Data entries
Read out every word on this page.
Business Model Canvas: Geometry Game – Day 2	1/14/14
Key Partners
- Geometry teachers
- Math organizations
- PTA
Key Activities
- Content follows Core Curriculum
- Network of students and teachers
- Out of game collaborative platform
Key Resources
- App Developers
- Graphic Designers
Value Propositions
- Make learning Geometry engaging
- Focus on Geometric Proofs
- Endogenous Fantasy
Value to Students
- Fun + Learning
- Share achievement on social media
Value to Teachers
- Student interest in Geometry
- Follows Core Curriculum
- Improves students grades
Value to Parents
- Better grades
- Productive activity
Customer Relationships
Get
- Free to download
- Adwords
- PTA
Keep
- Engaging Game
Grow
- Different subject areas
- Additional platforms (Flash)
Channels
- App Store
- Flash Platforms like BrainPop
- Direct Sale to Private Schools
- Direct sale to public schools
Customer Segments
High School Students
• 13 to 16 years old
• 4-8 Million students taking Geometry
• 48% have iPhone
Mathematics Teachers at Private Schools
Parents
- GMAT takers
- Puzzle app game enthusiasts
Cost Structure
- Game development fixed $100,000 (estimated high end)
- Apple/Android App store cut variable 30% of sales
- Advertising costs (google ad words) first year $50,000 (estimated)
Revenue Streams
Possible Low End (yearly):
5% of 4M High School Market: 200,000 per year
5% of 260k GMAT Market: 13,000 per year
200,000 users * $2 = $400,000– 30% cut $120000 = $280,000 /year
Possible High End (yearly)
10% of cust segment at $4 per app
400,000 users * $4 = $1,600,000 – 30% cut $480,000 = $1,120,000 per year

**Required task**:
Take the entries above and copy them out exactly.

**Result**:
Read out every word on this page.
Business Model Canvas: Geometry Game – Day 2	1/14/14
Key Partners
- Geometry teachers
- Math organizations
- PTA
Key Activities
- Content follows Core Curriculum
- Network of students and teachers
- Out of game collaborative platform
Key Resources
- App Developers
- Graphic Designers
Value Propositions
- Make learning Geometry engaging
- Focus on Geometric Proofs
- Endogenous Fantasy
Value to Students
- Fun + Learning
- Share achievement on social media
Value to Teachers
- Student interest in Geometry
- Follows Core Curriculum
- Improves students grades
Value to Parents
- Better grades
- Productive activity
Customer Relationships
Get
- Free to download
- Adwords
- PTA
Keep
- Engaging Game
Grow
- Different subject areas
- Additional platforms (Flash)
Channels
- App Store
- Flash Platforms like BrainPop
- Direct Sale to Private Schools
- Direct sale to public schools
Customer Segments
High School Students
• 13 to 16 years old
• 4-8 Million students taking Geometry
• 48% have iPhone
Mathematics Teachers at Private Schools
Parents
- GMAT takers
- Puzzle app game enthusiasts
Cost Structure
- Game development fixed $100,000 (estimated high end)
- Apple/Android App store cut variable 30% of sales
- Advertising costs (google ad words) first year $50,000 (estimated)
Revenue Streams
Possible Low End (yearly):
5% of 4M High School Market: 200,000 per year
5% of 260k GMAT Market: 13,000 per year
200,000 users * $2 = $400,000– 30% cut $120000 = $280,000 /year
Possible High End (yearly)
10% of cust segment at $4 per app
400,000 users * $4 = $1,600,000 – 30% cut $480,000 = $1,120,000 per year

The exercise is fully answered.